### RECORDS FOR THE EXERCISE
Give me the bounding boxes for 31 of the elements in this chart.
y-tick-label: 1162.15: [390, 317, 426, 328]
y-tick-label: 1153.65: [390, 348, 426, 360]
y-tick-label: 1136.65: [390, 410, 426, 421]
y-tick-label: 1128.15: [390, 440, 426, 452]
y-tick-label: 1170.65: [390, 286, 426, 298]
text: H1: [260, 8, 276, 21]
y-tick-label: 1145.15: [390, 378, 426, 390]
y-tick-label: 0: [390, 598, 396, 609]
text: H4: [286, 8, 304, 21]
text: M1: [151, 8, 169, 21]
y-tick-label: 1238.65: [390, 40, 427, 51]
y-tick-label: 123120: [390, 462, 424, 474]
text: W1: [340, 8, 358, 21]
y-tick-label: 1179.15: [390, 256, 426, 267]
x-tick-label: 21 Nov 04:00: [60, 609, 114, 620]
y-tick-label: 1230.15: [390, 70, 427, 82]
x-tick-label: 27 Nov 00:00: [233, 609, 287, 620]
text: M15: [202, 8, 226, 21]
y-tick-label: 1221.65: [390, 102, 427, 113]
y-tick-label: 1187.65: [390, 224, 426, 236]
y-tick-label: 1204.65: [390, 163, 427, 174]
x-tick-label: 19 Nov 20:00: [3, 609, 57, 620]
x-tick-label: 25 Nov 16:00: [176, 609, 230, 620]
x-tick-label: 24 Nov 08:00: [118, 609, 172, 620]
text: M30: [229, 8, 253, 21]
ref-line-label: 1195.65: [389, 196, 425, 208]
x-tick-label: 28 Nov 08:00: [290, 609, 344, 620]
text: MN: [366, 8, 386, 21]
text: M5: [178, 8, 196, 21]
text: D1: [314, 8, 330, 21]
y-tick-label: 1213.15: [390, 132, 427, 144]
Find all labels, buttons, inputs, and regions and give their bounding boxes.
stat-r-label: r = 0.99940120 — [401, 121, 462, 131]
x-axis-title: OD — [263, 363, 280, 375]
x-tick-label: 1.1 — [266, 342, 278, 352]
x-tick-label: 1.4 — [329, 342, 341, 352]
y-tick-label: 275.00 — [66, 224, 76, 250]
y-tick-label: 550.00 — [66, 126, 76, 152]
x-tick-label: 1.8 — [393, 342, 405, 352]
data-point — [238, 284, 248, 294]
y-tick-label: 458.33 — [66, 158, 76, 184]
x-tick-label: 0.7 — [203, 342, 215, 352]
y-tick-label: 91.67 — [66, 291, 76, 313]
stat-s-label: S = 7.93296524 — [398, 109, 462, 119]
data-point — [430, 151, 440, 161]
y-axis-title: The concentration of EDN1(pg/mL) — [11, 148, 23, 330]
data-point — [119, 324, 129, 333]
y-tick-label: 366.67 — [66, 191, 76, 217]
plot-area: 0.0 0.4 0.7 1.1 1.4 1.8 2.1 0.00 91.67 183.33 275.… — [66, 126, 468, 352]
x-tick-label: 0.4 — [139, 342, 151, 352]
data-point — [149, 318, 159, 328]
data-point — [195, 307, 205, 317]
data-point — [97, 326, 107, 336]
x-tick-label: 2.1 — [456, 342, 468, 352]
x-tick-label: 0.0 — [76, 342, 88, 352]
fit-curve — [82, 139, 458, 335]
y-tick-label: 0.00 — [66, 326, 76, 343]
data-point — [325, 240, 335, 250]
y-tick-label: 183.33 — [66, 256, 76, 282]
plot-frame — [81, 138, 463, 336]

### TASK STATEMENT
Present the stretch from the start of the rows through the line containing "y-tick-label: 1213.15: [390, 132, 427, 144]" as a numbered list, leaving out any blank lines.

### RESPONSE FOR THIS EXERCISE
1. Give me the bounding boxes for 31 of the elements in this chart.
2. y-tick-label: 1162.15: [390, 317, 426, 328]
3. y-tick-label: 1153.65: [390, 348, 426, 360]
4. y-tick-label: 1136.65: [390, 410, 426, 421]
5. y-tick-label: 1128.15: [390, 440, 426, 452]
6. y-tick-label: 1170.65: [390, 286, 426, 298]
7. text: H1: [260, 8, 276, 21]
8. y-tick-label: 1145.15: [390, 378, 426, 390]
9. y-tick-label: 0: [390, 598, 396, 609]
10. text: H4: [286, 8, 304, 21]
11. text: M1: [151, 8, 169, 21]
12. y-tick-label: 1238.65: [390, 40, 427, 51]
13. y-tick-label: 123120: [390, 462, 424, 474]
14. text: W1: [340, 8, 358, 21]
15. y-tick-label: 1179.15: [390, 256, 426, 267]
16. x-tick-label: 21 Nov 04:00: [60, 609, 114, 620]
17. y-tick-label: 1230.15: [390, 70, 427, 82]
18. x-tick-label: 27 Nov 00:00: [233, 609, 287, 620]
19. text: M15: [202, 8, 226, 21]
20. y-tick-label: 1221.65: [390, 102, 427, 113]
21. y-tick-label: 1187.65: [390, 224, 426, 236]
22. y-tick-label: 1204.65: [390, 163, 427, 174]
23. x-tick-label: 19 Nov 20:00: [3, 609, 57, 620]
24. x-tick-label: 25 Nov 16:00: [176, 609, 230, 620]
25. x-tick-label: 24 Nov 08:00: [118, 609, 172, 620]
26. text: M30: [229, 8, 253, 21]
27. ref-line-label: 1195.65: [389, 196, 425, 208]
28. x-tick-label: 28 Nov 08:00: [290, 609, 344, 620]
29. text: MN: [366, 8, 386, 21]
30. text: M5: [178, 8, 196, 21]
31. text: D1: [314, 8, 330, 21]
32. y-tick-label: 1213.15: [390, 132, 427, 144]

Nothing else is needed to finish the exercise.